→ Required task:
Look through the records that follow. Copy every line containing the word "Soil".

======== Exercise input ========

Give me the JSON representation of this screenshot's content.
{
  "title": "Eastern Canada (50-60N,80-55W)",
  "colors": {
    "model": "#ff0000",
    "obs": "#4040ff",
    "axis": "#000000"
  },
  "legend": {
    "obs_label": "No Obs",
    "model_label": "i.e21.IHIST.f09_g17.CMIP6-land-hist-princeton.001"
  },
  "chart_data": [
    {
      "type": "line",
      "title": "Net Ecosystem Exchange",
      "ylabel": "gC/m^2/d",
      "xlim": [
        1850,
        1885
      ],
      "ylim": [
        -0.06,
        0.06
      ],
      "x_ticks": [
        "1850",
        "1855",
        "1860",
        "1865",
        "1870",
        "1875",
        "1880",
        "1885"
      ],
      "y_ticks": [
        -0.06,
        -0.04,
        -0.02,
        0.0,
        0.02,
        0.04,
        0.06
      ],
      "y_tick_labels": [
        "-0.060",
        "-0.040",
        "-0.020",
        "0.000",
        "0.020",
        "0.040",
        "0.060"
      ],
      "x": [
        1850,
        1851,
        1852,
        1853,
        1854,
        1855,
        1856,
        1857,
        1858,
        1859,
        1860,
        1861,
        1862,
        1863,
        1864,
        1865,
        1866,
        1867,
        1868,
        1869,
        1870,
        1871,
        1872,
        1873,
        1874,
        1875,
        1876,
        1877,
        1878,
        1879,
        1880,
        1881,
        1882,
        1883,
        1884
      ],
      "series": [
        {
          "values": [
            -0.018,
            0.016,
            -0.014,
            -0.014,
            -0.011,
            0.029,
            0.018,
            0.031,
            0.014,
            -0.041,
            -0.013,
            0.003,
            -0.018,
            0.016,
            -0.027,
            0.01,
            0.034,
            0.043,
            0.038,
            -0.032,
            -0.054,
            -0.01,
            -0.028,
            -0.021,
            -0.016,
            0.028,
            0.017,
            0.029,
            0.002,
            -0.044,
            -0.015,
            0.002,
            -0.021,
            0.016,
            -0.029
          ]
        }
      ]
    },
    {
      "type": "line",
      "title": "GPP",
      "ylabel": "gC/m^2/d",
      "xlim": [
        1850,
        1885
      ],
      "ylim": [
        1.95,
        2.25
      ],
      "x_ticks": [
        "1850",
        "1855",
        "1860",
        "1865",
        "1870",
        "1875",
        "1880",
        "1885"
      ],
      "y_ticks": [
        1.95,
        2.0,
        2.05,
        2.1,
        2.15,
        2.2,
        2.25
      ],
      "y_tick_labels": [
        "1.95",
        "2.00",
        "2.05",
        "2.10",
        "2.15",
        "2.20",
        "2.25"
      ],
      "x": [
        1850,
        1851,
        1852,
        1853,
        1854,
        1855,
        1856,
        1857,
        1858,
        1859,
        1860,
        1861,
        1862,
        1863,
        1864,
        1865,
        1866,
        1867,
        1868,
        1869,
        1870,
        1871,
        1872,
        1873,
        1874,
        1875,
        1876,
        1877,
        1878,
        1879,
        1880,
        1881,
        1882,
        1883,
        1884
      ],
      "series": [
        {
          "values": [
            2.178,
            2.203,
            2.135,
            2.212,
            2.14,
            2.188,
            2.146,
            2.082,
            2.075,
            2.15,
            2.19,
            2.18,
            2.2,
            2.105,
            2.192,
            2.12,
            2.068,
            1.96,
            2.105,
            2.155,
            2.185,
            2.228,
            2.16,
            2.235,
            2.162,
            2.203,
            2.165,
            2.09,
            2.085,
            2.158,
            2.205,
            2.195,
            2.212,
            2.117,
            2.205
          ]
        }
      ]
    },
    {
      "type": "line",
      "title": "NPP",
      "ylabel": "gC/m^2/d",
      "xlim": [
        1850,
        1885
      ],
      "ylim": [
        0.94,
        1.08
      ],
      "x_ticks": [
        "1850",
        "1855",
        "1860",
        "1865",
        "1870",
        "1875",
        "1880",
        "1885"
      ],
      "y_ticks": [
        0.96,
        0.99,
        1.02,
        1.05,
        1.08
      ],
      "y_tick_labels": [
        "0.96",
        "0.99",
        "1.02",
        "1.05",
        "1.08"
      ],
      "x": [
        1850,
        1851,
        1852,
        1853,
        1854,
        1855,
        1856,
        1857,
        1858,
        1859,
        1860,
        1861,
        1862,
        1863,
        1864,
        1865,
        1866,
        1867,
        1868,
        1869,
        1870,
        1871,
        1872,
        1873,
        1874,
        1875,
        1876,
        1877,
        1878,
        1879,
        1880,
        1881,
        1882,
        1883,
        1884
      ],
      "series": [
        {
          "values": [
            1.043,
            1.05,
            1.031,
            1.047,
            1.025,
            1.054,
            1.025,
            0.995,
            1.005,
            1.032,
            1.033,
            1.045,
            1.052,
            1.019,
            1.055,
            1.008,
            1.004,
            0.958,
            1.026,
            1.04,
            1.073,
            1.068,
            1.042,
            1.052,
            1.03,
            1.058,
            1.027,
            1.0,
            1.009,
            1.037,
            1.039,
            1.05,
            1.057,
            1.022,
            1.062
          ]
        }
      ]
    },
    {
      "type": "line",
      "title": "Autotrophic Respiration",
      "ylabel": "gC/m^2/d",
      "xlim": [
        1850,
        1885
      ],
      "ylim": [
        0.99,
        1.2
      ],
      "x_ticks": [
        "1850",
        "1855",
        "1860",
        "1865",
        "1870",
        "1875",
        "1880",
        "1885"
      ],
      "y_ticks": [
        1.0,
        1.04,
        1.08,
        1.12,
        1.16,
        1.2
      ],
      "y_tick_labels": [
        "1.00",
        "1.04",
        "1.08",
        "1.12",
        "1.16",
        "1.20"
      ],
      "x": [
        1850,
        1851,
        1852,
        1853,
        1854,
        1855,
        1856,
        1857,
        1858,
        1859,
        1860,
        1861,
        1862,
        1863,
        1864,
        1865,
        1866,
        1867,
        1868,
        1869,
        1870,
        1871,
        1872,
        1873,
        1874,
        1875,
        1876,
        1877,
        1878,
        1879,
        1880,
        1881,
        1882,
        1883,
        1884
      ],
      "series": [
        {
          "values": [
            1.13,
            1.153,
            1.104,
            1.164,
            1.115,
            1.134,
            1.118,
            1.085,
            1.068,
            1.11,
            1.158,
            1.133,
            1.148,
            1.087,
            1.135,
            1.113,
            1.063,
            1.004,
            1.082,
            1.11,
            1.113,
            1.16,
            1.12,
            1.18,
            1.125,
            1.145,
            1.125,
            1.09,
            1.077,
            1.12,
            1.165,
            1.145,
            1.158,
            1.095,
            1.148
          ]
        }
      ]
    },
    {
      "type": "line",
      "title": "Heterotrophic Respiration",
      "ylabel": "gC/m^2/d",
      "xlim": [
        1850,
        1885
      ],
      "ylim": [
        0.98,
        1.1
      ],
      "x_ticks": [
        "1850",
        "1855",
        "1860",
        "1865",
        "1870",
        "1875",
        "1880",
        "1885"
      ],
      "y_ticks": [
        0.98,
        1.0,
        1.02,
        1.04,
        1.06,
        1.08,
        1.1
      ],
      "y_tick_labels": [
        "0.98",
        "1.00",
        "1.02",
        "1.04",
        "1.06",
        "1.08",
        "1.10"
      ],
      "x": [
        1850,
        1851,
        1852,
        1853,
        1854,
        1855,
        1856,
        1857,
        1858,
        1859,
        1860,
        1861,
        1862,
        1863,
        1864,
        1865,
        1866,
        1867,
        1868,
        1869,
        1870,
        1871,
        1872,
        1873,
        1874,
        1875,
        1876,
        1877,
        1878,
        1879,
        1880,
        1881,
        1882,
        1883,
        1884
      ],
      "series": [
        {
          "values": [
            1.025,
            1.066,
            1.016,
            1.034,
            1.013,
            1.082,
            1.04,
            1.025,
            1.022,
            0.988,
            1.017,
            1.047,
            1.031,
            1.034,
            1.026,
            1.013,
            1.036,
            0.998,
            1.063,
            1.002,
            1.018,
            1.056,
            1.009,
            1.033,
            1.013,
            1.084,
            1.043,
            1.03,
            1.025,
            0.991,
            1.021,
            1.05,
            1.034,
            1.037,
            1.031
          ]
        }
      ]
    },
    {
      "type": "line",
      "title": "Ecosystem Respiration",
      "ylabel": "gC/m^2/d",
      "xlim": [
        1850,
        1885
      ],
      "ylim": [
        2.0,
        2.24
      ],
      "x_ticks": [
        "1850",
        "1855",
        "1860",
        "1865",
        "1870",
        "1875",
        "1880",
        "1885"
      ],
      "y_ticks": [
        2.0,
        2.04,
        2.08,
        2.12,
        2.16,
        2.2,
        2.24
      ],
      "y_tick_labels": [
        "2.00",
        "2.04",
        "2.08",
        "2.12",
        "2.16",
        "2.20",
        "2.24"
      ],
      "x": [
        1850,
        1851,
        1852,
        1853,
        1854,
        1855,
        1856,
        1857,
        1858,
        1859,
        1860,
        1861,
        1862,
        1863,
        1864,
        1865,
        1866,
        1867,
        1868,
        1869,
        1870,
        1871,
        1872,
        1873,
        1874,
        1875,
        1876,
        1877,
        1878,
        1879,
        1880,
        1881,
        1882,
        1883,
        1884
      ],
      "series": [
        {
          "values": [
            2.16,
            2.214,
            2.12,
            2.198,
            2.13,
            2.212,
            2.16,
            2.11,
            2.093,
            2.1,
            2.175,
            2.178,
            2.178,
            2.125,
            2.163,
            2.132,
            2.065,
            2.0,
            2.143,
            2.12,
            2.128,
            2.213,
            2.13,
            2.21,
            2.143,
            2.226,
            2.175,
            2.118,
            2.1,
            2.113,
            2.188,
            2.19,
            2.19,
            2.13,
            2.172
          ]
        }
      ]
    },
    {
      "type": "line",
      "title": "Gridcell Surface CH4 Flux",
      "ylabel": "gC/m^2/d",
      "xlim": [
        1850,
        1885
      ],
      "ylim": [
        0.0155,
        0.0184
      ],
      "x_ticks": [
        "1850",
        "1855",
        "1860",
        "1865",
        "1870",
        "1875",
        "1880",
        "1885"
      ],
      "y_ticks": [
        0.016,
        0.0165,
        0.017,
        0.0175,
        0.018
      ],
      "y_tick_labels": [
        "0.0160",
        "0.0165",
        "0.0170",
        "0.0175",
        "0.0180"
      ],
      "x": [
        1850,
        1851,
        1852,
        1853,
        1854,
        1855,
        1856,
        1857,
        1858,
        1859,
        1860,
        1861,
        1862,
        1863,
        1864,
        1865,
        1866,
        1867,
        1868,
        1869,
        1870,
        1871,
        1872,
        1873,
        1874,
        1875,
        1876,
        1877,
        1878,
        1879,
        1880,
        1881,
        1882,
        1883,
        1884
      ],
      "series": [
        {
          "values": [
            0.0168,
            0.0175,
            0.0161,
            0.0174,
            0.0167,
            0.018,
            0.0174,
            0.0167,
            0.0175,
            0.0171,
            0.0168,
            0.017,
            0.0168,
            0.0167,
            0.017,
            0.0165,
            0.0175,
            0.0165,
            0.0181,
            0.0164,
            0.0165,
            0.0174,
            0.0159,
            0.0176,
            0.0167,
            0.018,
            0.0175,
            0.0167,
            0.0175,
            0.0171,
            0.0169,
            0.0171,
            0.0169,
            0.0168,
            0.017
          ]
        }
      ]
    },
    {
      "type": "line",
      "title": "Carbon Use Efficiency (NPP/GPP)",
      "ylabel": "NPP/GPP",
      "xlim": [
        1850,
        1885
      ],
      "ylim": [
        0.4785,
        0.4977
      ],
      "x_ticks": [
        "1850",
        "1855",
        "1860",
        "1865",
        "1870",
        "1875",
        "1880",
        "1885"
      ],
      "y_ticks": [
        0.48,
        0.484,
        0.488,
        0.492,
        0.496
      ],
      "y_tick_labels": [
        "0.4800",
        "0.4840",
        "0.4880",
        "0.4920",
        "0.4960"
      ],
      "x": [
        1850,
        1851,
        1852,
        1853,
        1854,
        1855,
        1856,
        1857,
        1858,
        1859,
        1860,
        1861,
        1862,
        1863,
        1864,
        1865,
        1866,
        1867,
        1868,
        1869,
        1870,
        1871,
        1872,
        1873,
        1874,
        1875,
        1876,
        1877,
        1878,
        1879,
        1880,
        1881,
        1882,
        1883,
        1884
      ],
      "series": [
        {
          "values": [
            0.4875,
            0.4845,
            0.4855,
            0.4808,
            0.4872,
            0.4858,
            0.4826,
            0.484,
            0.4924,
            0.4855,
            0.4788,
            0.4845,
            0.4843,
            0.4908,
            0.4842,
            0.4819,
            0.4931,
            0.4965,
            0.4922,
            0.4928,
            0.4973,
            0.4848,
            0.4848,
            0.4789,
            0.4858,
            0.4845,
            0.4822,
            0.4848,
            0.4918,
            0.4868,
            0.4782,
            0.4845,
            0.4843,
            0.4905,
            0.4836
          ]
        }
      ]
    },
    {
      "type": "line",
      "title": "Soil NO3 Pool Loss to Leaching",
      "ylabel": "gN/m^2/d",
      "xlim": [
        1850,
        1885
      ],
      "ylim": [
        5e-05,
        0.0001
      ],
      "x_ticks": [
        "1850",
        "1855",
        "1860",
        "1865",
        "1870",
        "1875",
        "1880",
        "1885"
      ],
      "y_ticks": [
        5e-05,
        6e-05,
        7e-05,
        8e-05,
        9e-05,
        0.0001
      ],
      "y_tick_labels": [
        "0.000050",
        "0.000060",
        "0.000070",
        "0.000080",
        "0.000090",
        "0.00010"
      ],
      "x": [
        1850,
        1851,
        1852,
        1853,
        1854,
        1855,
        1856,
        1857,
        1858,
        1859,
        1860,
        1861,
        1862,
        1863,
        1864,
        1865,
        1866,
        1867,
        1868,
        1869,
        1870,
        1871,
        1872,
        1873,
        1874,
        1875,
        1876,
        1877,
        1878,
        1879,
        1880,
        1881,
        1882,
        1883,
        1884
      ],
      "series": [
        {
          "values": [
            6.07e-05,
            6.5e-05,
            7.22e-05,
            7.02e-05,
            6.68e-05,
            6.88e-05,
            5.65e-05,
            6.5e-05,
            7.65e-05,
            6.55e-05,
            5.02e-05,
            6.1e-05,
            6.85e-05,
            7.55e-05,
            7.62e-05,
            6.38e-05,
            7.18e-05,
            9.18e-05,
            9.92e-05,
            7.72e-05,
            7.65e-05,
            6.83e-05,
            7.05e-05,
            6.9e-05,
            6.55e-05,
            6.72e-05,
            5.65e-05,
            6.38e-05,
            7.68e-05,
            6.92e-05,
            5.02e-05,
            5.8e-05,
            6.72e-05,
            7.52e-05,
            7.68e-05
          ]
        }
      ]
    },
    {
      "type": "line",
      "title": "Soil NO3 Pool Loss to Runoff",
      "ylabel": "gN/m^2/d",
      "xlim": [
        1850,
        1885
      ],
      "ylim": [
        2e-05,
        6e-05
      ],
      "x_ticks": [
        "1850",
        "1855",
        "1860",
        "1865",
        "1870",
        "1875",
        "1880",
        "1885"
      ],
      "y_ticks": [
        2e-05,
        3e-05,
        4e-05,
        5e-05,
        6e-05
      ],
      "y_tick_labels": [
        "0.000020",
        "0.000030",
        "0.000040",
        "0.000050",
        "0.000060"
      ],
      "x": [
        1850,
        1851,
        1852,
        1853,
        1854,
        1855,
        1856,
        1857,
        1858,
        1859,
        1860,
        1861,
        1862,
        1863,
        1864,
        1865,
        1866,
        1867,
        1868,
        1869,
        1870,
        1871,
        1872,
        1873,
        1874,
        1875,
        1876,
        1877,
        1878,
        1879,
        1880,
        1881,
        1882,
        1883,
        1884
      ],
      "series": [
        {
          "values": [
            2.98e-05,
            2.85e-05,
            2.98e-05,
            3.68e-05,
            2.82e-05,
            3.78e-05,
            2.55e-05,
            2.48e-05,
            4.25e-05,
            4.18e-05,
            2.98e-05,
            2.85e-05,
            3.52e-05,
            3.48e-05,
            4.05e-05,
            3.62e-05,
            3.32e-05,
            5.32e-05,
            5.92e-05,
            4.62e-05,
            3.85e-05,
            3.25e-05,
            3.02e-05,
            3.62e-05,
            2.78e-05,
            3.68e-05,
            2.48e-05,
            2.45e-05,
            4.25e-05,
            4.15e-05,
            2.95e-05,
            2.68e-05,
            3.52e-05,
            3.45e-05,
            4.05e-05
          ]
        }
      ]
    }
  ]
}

========

→ Completed exercise:
      "title": "Soil NO3 Pool Loss to Leaching",
      "title": "Soil NO3 Pool Loss to Runoff",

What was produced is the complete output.